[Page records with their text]
━━━━━━━━━━━━━━━━
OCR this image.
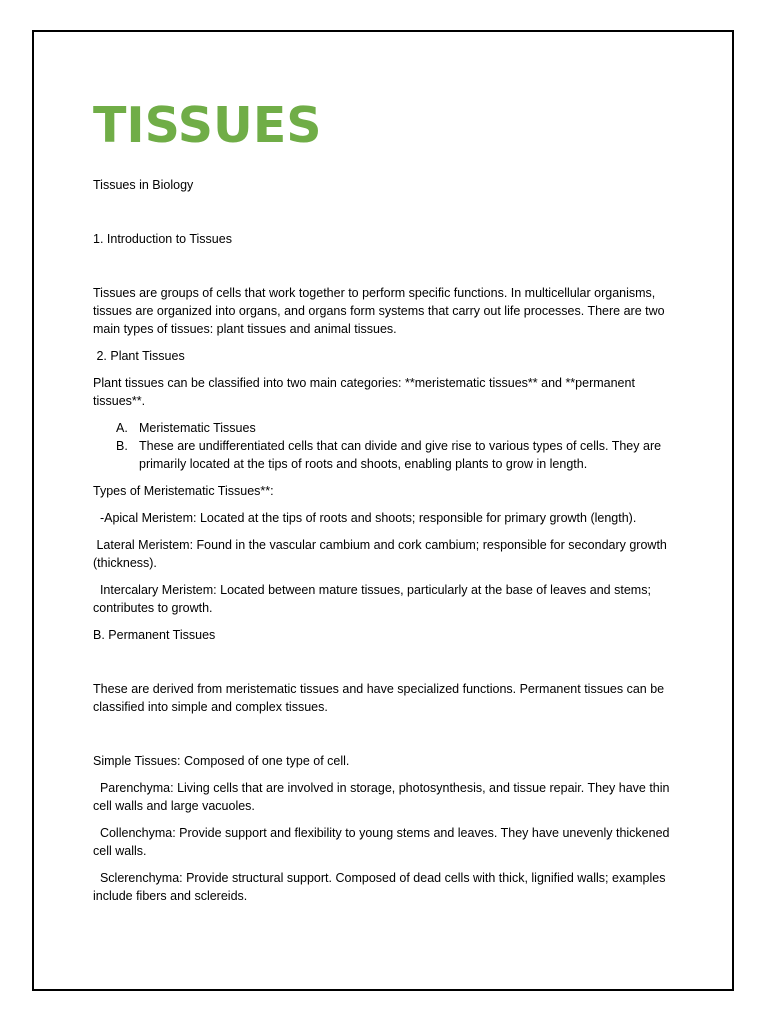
TISSUES

Tissues in Biology

1. Introduction to Tissues

Tissues are groups of cells that work together to perform specific functions. In multicellular organisms, tissues are organized into organs, and organs form systems that carry out life processes. There are two main types of tissues: plant tissues and animal tissues.

2. Plant Tissues

Plant tissues can be classified into two main categories: **meristematic tissues** and **permanent tissues**.

A. Meristematic Tissues
B. These are undifferentiated cells that can divide and give rise to various types of cells. They are primarily located at the tips of roots and shoots, enabling plants to grow in length.

Types of Meristematic Tissues**:

-Apical Meristem: Located at the tips of roots and shoots; responsible for primary growth (length).

Lateral Meristem: Found in the vascular cambium and cork cambium; responsible for secondary growth (thickness).

Intercalary Meristem: Located between mature tissues, particularly at the base of leaves and stems; contributes to growth.

B. Permanent Tissues

These are derived from meristematic tissues and have specialized functions. Permanent tissues can be classified into simple and complex tissues.

Simple Tissues: Composed of one type of cell.

Parenchyma: Living cells that are involved in storage, photosynthesis, and tissue repair. They have thin cell walls and large vacuoles.

Collenchyma: Provide support and flexibility to young stems and leaves. They have unevenly thickened cell walls.

Sclerenchyma: Provide structural support. Composed of dead cells with thick, lignified walls; examples include fibers and sclereids.
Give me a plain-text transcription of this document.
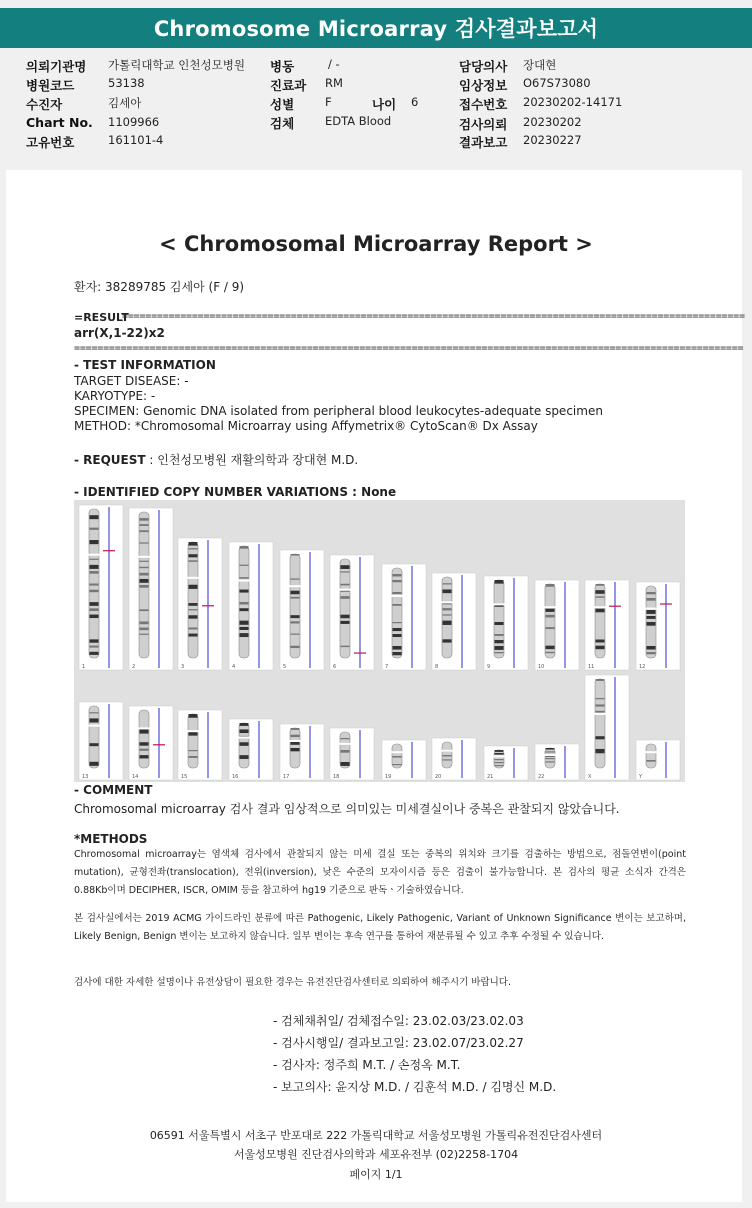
Chromosome Microarray 검사결과보고서
의뢰기관명 가톨릭대학교 인천성모병원
병원코드	53138
수진자	김세아
Chart No. 1109966
고유번호	161101-4
병동	/ -
진료과 RM
성별	F	나이 6
검체	EDTA Blood
담당의사 장대현
임상정보 O67S73080
접수번호 20230202-14171
검사의뢰 20230202
결과보고 20230227
< Chromosomal Microarray Report >
환자: 38289785 김세아 (F / 9)
=RESULT
===========================================================================================================
arr(X,1-22)x2
===================================================================================================================
- TEST INFORMATION
TARGET DISEASE: -
KARYOTYPE: -
SPECIMEN: Genomic DNA isolated from peripheral blood leukocytes-adequate specimen
METHOD: *Chromosomal Microarray using Affymetrix® CytoScan® Dx Assay
- REQUEST : 인천성모병원 재활의학과 장대현 M.D.
- IDENTIFIED COPY NUMBER VARIATIONS : None
1	2	3	4	5	6	7	8	9	10	11	12
13	14	15	16	17	18	19	20	21	22	X	Y
- COMMENT
Chromosomal microarray 검사 결과 임상적으로 의미있는 미세결실이나 중복은 관찰되지 않았습니다.
*METHODS
Chromosomal microarray는 염색체 검사에서 관찰되지 않는 미세 결실 또는 중복의 위치와 크기를 검출하는 방법으로, 점돌연변이(point mutation), 균형전좌(translocation), 전위(inversion), 낮은 수준의 모자이시즘 등은 검출이 불가능합니다. 본 검사의 평균 소식자 간격은 0.88Kb이며 DECIPHER, ISCR, OMIM 등을 참고하여 hg19 기준으로 판독ㆍ기술하였습니다.
본 검사실에서는 2019 ACMG 가이드라인 분류에 따른 Pathogenic, Likely Pathogenic, Variant of Unknown Significance 변이는 보고하며, Likely Benign, Benign 변이는 보고하지 않습니다. 일부 변이는 후속 연구를 통하여 재분류될 수 있고 추후 수정될 수 있습니다.
검사에 대한 자세한 설명이나 유전상담이 필요한 경우는 유전진단검사센터로 의뢰하여 해주시기 바랍니다.
- 검체채취일/ 검체접수일: 23.02.03/23.02.03
- 검사시행일/ 결과보고일: 23.02.07/23.02.27
- 검사자: 정주희 M.T. / 손정옥 M.T.
- 보고의사: 윤지상 M.D. / 김훈석 M.D. / 김명신 M.D.
06591 서울특별시 서초구 반포대로 222 가톨릭대학교 서울성모병원 가톨릭유전진단검사센터
서울성모병원 진단검사의학과 세포유전부 (02)2258-1704
페이지 1/1
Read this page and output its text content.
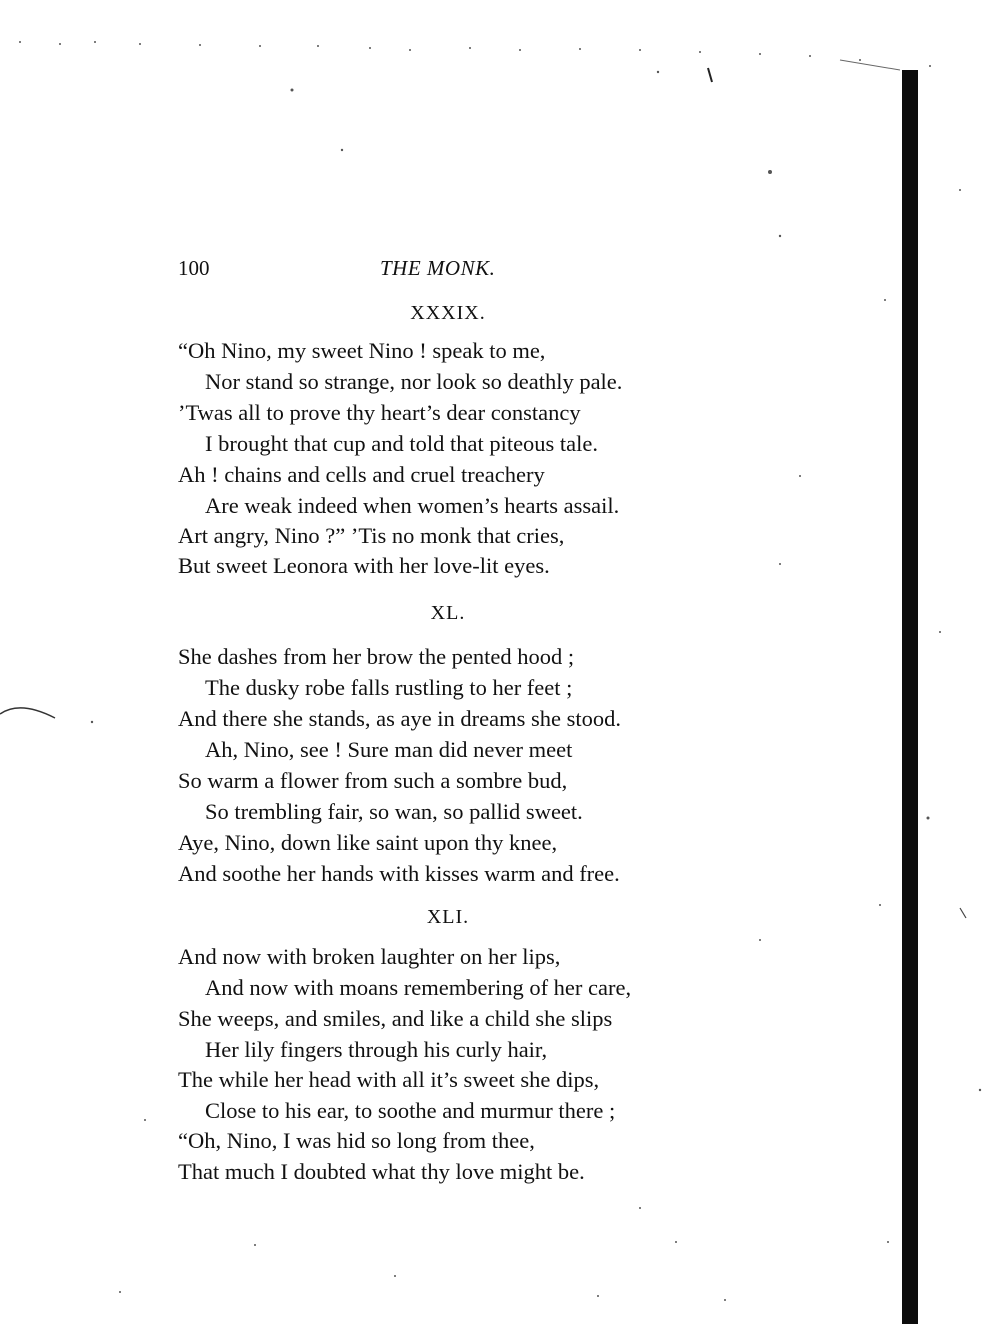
100	THE MONK.
XXXIX.
“Oh Nino, my sweet Nino ! speak to me,
Nor stand so strange, nor look so deathly pale.
’Twas all to prove thy heart’s dear constancy
I brought that cup and told that piteous tale.
Ah ! chains and cells and cruel treachery
Are weak indeed when women’s hearts assail.
Art angry, Nino ?” ’Tis no monk that cries,
But sweet Leonora with her love-lit eyes.
XL.
She dashes from her brow the pented hood ;
The dusky robe falls rustling to her feet ;
And there she stands, as aye in dreams she stood.
Ah, Nino, see ! Sure man did never meet
So warm a flower from such a sombre bud,
So trembling fair, so wan, so pallid sweet.
Aye, Nino, down like saint upon thy knee,
And soothe her hands with kisses warm and free.
XLI.
And now with broken laughter on her lips,
And now with moans remembering of her care,
She weeps, and smiles, and like a child she slips
Her lily fingers through his curly hair,
The while her head with all it’s sweet she dips,
Close to his ear, to soothe and murmur there ;
“Oh, Nino, I was hid so long from thee,
That much I doubted what thy love might be.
━━━━━━━━━━━━━━━━
→ YOUR INSTRUCTIONS: What lines of the preceding data include the string "from"? Pull them out.

→ SOLUTION TO THIS EXERCISE:
These are derived from meristematic tissues and have specialized functions. Permanent tissues can be classified into simple and complex tissues.
SPECIMEN: Genomic DNA isolated from peripheral blood leukocytes-adequate specimen
She dashes from her brow the pented hood ;
So warm a flower from such a sombre bud,
“Oh, Nino, I was hid so long from thee,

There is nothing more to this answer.